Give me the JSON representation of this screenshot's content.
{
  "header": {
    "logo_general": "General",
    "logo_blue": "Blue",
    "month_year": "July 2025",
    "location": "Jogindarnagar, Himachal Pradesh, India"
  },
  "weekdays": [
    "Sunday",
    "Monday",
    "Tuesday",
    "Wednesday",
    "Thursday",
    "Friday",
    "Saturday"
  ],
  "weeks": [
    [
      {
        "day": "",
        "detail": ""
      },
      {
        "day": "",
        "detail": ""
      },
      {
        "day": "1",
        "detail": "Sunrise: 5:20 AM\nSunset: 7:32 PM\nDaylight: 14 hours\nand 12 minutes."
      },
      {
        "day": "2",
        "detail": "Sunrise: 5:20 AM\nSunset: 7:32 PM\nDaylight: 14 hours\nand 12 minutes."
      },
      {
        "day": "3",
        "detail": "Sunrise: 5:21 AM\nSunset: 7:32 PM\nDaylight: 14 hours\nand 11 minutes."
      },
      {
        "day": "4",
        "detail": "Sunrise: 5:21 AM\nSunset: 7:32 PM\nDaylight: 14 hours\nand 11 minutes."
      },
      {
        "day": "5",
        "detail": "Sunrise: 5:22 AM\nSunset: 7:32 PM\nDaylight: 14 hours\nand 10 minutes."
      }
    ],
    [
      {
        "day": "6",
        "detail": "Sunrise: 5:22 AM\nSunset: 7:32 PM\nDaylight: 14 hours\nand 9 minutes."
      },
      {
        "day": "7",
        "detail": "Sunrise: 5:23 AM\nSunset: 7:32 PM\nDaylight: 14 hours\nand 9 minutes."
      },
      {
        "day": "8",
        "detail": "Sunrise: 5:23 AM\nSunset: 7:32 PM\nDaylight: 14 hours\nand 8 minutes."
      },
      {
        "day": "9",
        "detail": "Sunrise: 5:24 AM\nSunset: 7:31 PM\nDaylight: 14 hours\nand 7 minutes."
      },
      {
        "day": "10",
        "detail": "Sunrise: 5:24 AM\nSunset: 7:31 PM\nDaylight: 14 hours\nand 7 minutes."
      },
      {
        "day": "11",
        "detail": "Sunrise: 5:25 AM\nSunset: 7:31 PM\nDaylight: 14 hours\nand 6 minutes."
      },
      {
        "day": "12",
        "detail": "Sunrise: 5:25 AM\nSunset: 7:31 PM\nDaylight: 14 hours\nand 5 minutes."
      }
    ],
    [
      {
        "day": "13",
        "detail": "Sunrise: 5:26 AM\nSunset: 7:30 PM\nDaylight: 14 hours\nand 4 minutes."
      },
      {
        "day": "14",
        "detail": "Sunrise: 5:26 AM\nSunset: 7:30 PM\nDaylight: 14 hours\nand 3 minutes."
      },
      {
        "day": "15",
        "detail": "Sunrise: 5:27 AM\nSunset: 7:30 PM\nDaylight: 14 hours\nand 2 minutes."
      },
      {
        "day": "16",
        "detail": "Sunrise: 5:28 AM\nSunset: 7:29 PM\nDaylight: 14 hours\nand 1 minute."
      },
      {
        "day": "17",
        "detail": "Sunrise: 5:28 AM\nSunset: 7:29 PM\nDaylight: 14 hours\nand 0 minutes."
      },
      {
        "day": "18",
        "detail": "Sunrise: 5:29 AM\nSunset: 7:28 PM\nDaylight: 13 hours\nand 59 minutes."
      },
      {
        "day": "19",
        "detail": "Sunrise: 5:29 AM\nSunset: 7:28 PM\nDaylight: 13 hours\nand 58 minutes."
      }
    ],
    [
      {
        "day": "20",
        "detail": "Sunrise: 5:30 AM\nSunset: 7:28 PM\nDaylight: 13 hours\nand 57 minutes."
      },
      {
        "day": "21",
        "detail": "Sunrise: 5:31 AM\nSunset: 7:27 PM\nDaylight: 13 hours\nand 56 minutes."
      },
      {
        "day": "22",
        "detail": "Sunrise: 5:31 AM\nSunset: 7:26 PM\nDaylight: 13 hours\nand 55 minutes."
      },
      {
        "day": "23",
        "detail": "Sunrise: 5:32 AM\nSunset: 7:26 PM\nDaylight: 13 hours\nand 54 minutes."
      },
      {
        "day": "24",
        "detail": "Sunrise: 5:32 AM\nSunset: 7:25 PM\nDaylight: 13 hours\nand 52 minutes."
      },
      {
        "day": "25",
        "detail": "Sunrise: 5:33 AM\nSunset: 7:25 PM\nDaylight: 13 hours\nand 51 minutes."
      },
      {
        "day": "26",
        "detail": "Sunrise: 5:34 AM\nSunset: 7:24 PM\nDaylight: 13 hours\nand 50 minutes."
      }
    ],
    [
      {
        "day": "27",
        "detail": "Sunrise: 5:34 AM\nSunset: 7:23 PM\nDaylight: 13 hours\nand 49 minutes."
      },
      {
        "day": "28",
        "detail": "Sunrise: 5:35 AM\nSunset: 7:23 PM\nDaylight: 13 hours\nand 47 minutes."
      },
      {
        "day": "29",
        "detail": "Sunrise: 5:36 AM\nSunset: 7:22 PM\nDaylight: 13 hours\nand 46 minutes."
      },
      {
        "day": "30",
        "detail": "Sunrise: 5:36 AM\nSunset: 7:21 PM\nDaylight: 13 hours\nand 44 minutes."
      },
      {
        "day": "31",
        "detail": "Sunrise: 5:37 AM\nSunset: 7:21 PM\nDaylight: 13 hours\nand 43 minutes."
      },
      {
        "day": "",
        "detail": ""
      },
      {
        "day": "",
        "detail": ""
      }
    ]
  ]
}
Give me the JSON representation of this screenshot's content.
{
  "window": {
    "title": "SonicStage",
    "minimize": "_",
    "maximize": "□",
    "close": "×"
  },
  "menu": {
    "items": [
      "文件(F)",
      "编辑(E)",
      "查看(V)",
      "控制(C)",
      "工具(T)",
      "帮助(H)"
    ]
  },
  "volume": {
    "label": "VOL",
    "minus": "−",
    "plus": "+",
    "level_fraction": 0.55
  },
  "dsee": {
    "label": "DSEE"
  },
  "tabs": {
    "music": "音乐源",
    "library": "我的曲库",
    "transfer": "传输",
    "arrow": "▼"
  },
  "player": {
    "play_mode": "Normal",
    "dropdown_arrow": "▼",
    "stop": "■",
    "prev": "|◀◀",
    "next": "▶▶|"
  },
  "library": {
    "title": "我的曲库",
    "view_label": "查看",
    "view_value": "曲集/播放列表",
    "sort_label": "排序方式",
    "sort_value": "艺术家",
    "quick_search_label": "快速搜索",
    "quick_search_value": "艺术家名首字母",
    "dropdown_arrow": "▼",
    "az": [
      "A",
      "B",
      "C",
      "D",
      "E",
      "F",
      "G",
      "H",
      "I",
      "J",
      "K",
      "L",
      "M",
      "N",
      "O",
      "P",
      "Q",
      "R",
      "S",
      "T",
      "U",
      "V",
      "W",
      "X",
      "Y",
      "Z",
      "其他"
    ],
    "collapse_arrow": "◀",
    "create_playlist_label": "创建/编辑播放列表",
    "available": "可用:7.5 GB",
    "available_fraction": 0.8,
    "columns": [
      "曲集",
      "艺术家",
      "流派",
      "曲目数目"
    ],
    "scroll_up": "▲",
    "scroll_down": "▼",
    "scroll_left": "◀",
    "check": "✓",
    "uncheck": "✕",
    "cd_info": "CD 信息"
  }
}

Written exercise: All entries shown above should be printed again exactly.

Written answer:
Give me the JSON representation of this screenshot's content.
{
  "header": {
    "logo_general": "General",
    "logo_blue": "Blue",
    "month_year": "July 2025",
    "location": "Jogindarnagar, Himachal Pradesh, India"
  },
  "weekdays": [
    "Sunday",
    "Monday",
    "Tuesday",
    "Wednesday",
    "Thursday",
    "Friday",
    "Saturday"
  ],
  "weeks": [
    [
      {
        "day": "",
        "detail": ""
      },
      {
        "day": "",
        "detail": ""
      },
      {
        "day": "1",
        "detail": "Sunrise: 5:20 AM\nSunset: 7:32 PM\nDaylight: 14 hours\nand 12 minutes."
      },
      {
        "day": "2",
        "detail": "Sunrise: 5:20 AM\nSunset: 7:32 PM\nDaylight: 14 hours\nand 12 minutes."
      },
      {
        "day": "3",
        "detail": "Sunrise: 5:21 AM\nSunset: 7:32 PM\nDaylight: 14 hours\nand 11 minutes."
      },
      {
        "day": "4",
        "detail": "Sunrise: 5:21 AM\nSunset: 7:32 PM\nDaylight: 14 hours\nand 11 minutes."
      },
      {
        "day": "5",
        "detail": "Sunrise: 5:22 AM\nSunset: 7:32 PM\nDaylight: 14 hours\nand 10 minutes."
      }
    ],
    [
      {
        "day": "6",
        "detail": "Sunrise: 5:22 AM\nSunset: 7:32 PM\nDaylight: 14 hours\nand 9 minutes."
      },
      {
        "day": "7",
        "detail": "Sunrise: 5:23 AM\nSunset: 7:32 PM\nDaylight: 14 hours\nand 9 minutes."
      },
      {
        "day": "8",
        "detail": "Sunrise: 5:23 AM\nSunset: 7:32 PM\nDaylight: 14 hours\nand 8 minutes."
      },
      {
        "day": "9",
        "detail": "Sunrise: 5:24 AM\nSunset: 7:31 PM\nDaylight: 14 hours\nand 7 minutes."
      },
      {
        "day": "10",
        "detail": "Sunrise: 5:24 AM\nSunset: 7:31 PM\nDaylight: 14 hours\nand 7 minutes."
      },
      {
        "day": "11",
        "detail": "Sunrise: 5:25 AM\nSunset: 7:31 PM\nDaylight: 14 hours\nand 6 minutes."
      },
      {
        "day": "12",
        "detail": "Sunrise: 5:25 AM\nSunset: 7:31 PM\nDaylight: 14 hours\nand 5 minutes."
      }
    ],
    [
      {
        "day": "13",
        "detail": "Sunrise: 5:26 AM\nSunset: 7:30 PM\nDaylight: 14 hours\nand 4 minutes."
      },
      {
        "day": "14",
        "detail": "Sunrise: 5:26 AM\nSunset: 7:30 PM\nDaylight: 14 hours\nand 3 minutes."
      },
      {
        "day": "15",
        "detail": "Sunrise: 5:27 AM\nSunset: 7:30 PM\nDaylight: 14 hours\nand 2 minutes."
      },
      {
        "day": "16",
        "detail": "Sunrise: 5:28 AM\nSunset: 7:29 PM\nDaylight: 14 hours\nand 1 minute."
      },
      {
        "day": "17",
        "detail": "Sunrise: 5:28 AM\nSunset: 7:29 PM\nDaylight: 14 hours\nand 0 minutes."
      },
      {
        "day": "18",
        "detail": "Sunrise: 5:29 AM\nSunset: 7:28 PM\nDaylight: 13 hours\nand 59 minutes."
      },
      {
        "day": "19",
        "detail": "Sunrise: 5:29 AM\nSunset: 7:28 PM\nDaylight: 13 hours\nand 58 minutes."
      }
    ],
    [
      {
        "day": "20",
        "detail": "Sunrise: 5:30 AM\nSunset: 7:28 PM\nDaylight: 13 hours\nand 57 minutes."
      },
      {
        "day": "21",
        "detail": "Sunrise: 5:31 AM\nSunset: 7:27 PM\nDaylight: 13 hours\nand 56 minutes."
      },
      {
        "day": "22",
        "detail": "Sunrise: 5:31 AM\nSunset: 7:26 PM\nDaylight: 13 hours\nand 55 minutes."
      },
      {
        "day": "23",
        "detail": "Sunrise: 5:32 AM\nSunset: 7:26 PM\nDaylight: 13 hours\nand 54 minutes."
      },
      {
        "day": "24",
        "detail": "Sunrise: 5:32 AM\nSunset: 7:25 PM\nDaylight: 13 hours\nand 52 minutes."
      },
      {
        "day": "25",
        "detail": "Sunrise: 5:33 AM\nSunset: 7:25 PM\nDaylight: 13 hours\nand 51 minutes."
      },
      {
        "day": "26",
        "detail": "Sunrise: 5:34 AM\nSunset: 7:24 PM\nDaylight: 13 hours\nand 50 minutes."
      }
    ],
    [
      {
        "day": "27",
        "detail": "Sunrise: 5:34 AM\nSunset: 7:23 PM\nDaylight: 13 hours\nand 49 minutes."
      },
      {
        "day": "28",
        "detail": "Sunrise: 5:35 AM\nSunset: 7:23 PM\nDaylight: 13 hours\nand 47 minutes."
      },
      {
        "day": "29",
        "detail": "Sunrise: 5:36 AM\nSunset: 7:22 PM\nDaylight: 13 hours\nand 46 minutes."
      },
      {
        "day": "30",
        "detail": "Sunrise: 5:36 AM\nSunset: 7:21 PM\nDaylight: 13 hours\nand 44 minutes."
      },
      {
        "day": "31",
        "detail": "Sunrise: 5:37 AM\nSunset: 7:21 PM\nDaylight: 13 hours\nand 43 minutes."
      },
      {
        "day": "",
        "detail": ""
      },
      {
        "day": "",
        "detail": ""
      }
    ]
  ]
}
Give me the JSON representation of this screenshot's content.
{
  "window": {
    "title": "SonicStage",
    "minimize": "_",
    "maximize": "□",
    "close": "×"
  },
  "menu": {
    "items": [
      "文件(F)",
      "编辑(E)",
      "查看(V)",
      "控制(C)",
      "工具(T)",
      "帮助(H)"
    ]
  },
  "volume": {
    "label": "VOL",
    "minus": "−",
    "plus": "+",
    "level_fraction": 0.55
  },
  "dsee": {
    "label": "DSEE"
  },
  "tabs": {
    "music": "音乐源",
    "library": "我的曲库",
    "transfer": "传输",
    "arrow": "▼"
  },
  "player": {
    "play_mode": "Normal",
    "dropdown_arrow": "▼",
    "stop": "■",
    "prev": "|◀◀",
    "next": "▶▶|"
  },
  "library": {
    "title": "我的曲库",
    "view_label": "查看",
    "view_value": "曲集/播放列表",
    "sort_label": "排序方式",
    "sort_value": "艺术家",
    "quick_search_label": "快速搜索",
    "quick_search_value": "艺术家名首字母",
    "dropdown_arrow": "▼",
    "az": [
      "A",
      "B",
      "C",
      "D",
      "E",
      "F",
      "G",
      "H",
      "I",
      "J",
      "K",
      "L",
      "M",
      "N",
      "O",
      "P",
      "Q",
      "R",
      "S",
      "T",
      "U",
      "V",
      "W",
      "X",
      "Y",
      "Z",
      "其他"
    ],
    "collapse_arrow": "◀",
    "create_playlist_label": "创建/编辑播放列表",
    "available": "可用:7.5 GB",
    "available_fraction": 0.8,
    "columns": [
      "曲集",
      "艺术家",
      "流派",
      "曲目数目"
    ],
    "scroll_up": "▲",
    "scroll_down": "▼",
    "scroll_left": "◀",
    "check": "✓",
    "uncheck": "✕",
    "cd_info": "CD 信息"
  }
}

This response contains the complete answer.